───── AVAILABLE RECORDS ─────

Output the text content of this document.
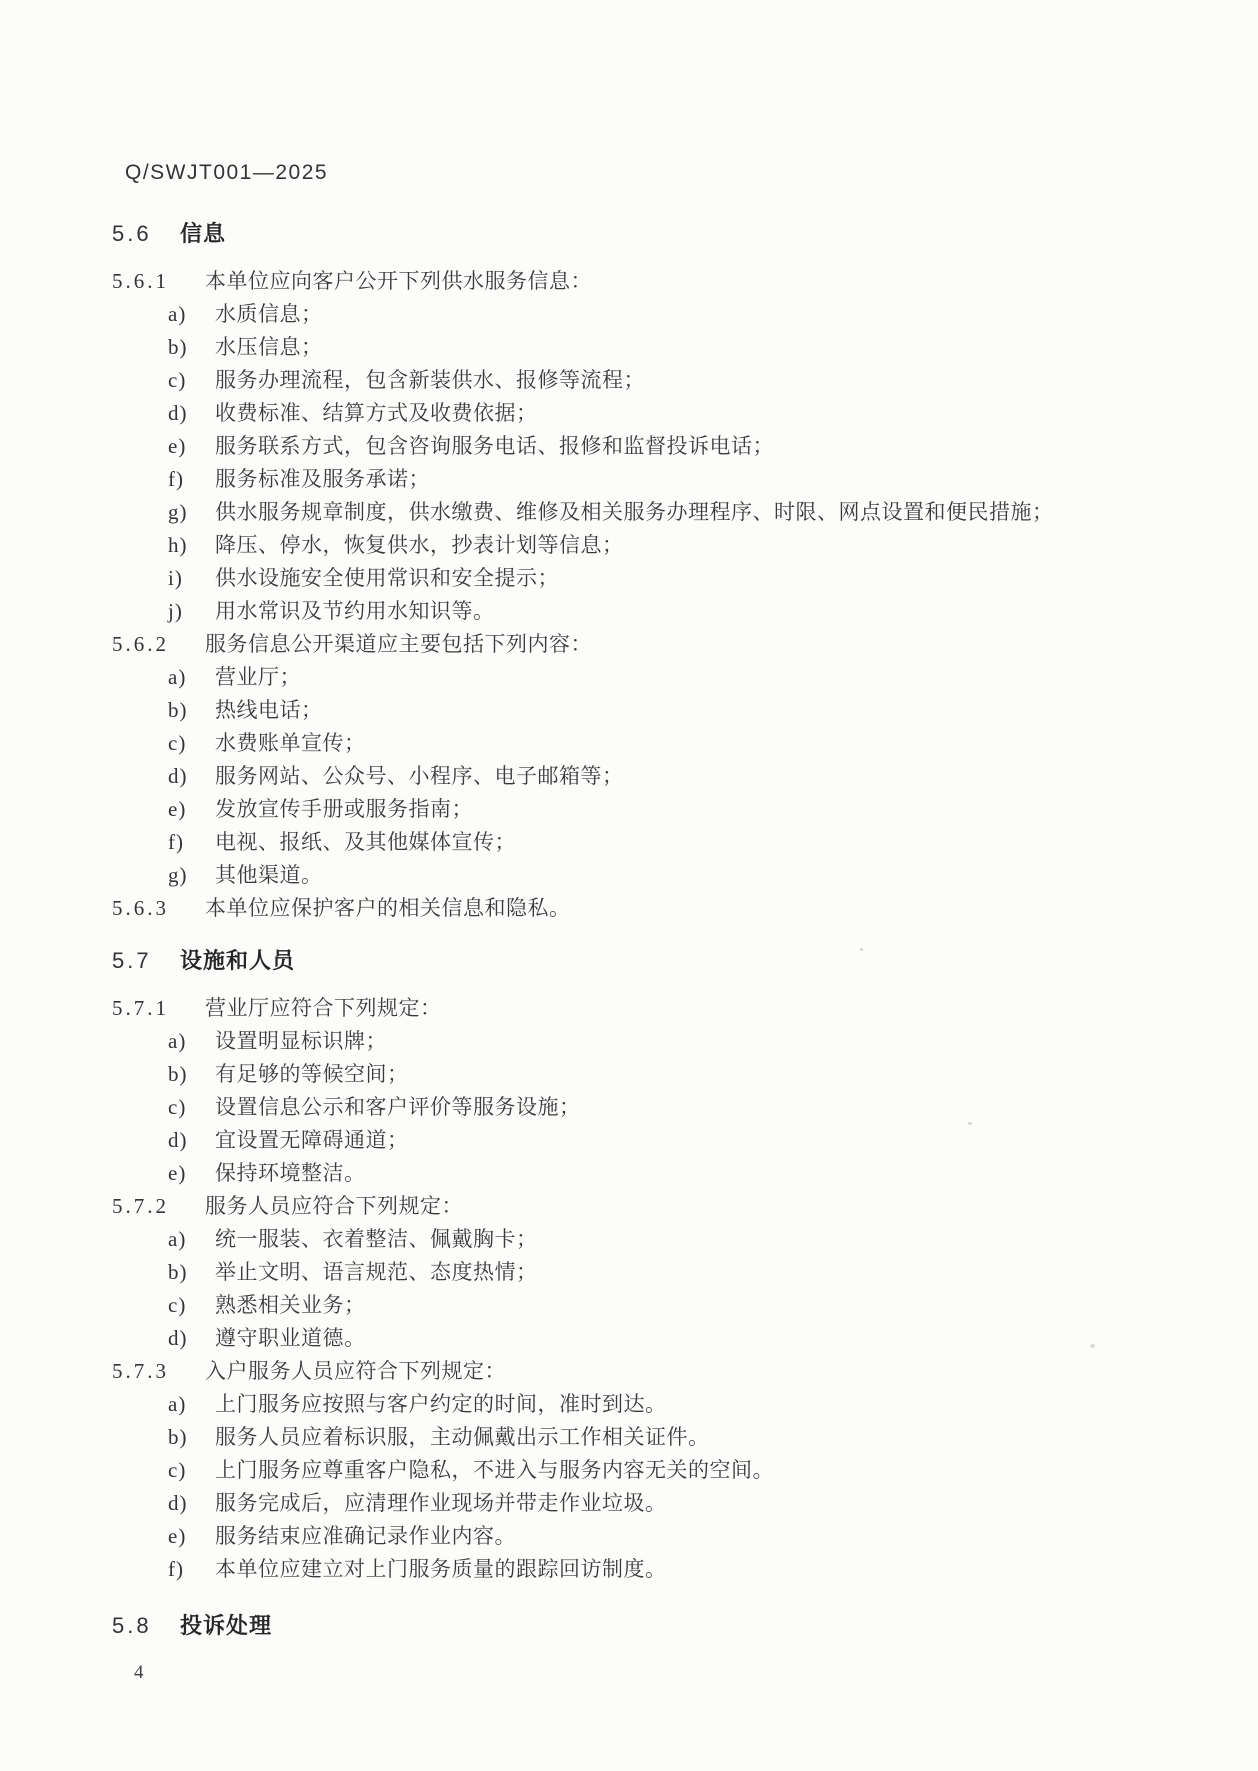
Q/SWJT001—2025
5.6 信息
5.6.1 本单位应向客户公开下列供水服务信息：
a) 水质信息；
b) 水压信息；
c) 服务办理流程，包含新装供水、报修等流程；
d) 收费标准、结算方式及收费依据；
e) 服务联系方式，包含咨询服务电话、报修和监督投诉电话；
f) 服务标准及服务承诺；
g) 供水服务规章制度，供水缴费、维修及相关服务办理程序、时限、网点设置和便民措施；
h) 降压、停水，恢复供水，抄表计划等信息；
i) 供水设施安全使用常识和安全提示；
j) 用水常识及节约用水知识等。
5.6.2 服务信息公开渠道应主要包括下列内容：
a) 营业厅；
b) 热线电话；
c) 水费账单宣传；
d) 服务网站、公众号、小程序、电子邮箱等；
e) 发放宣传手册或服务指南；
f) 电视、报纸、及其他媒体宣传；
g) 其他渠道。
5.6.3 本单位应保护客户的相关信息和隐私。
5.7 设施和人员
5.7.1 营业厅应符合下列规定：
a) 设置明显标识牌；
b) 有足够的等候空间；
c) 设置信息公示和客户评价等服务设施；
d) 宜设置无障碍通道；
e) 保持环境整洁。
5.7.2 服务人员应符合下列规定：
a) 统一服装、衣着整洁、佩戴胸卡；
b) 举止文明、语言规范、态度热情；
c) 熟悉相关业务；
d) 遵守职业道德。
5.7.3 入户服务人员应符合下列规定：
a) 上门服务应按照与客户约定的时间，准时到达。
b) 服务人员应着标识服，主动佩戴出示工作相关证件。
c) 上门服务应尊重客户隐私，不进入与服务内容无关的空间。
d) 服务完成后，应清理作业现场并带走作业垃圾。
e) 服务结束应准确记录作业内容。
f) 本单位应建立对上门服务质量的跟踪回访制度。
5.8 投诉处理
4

─────
───── AVAILABLE RECORDS ─────

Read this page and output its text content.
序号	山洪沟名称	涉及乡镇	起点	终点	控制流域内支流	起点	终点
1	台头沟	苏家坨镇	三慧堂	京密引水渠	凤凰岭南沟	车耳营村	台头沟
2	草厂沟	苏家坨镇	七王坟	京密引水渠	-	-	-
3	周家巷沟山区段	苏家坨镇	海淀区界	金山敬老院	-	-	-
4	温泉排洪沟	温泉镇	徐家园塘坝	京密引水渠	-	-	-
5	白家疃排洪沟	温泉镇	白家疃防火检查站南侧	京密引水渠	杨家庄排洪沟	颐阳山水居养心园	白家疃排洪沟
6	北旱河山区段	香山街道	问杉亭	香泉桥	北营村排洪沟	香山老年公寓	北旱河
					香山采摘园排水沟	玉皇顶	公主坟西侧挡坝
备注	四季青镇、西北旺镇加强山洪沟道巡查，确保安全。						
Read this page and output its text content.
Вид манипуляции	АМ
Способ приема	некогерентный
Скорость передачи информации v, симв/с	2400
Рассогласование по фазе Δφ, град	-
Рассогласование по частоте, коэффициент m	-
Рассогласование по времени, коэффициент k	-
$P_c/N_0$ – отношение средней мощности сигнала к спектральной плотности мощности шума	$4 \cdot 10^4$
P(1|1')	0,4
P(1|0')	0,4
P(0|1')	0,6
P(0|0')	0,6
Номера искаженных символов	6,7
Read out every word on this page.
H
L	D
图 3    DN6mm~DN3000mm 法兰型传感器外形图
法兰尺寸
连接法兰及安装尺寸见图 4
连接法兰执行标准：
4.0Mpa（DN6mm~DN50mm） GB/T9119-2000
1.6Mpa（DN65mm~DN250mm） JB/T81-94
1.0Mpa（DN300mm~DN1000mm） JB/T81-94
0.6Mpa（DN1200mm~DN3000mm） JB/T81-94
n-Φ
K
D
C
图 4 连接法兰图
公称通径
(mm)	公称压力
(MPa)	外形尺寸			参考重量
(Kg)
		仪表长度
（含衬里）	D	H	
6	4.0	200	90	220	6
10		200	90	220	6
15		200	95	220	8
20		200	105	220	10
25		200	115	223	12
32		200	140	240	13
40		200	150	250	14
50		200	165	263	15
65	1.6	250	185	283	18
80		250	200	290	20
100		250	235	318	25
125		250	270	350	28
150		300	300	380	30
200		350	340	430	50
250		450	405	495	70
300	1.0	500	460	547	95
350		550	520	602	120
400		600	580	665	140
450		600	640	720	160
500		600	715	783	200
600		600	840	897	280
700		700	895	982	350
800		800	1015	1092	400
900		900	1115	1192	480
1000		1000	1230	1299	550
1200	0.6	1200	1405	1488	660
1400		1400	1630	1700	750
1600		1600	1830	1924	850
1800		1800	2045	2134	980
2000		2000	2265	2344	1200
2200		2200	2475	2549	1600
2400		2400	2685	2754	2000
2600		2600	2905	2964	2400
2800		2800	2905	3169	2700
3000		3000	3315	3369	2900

─────
───── AVAILABLE RECORDS ─────

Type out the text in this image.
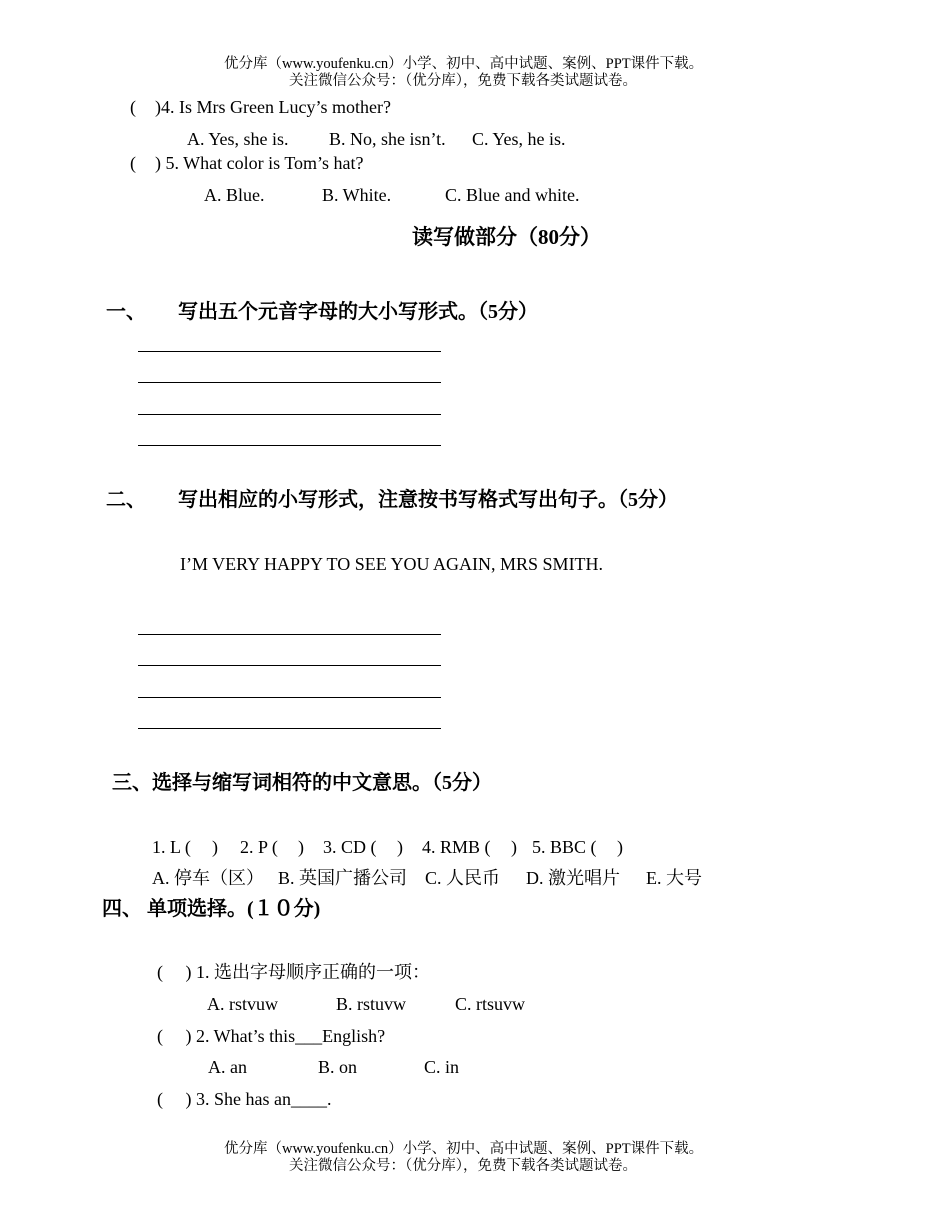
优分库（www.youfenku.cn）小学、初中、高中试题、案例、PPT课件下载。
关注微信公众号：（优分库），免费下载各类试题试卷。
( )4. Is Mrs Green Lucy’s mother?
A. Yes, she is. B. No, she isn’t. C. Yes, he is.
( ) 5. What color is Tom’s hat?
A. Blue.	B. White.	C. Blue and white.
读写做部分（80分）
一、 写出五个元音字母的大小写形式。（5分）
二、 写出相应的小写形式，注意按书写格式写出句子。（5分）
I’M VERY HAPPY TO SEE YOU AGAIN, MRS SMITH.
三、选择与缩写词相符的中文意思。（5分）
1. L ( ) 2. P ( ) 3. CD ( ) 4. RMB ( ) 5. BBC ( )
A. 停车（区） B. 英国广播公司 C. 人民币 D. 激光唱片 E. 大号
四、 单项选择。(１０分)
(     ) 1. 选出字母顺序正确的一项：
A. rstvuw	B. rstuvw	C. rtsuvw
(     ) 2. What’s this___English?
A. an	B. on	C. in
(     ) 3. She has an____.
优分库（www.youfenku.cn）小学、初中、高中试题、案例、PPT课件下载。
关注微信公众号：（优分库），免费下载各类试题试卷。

─────

Spot every line that holds "коэффициент" and copy it.

Рассогласование по частоте, коэффициент m	-
Рассогласование по времени, коэффициент k	-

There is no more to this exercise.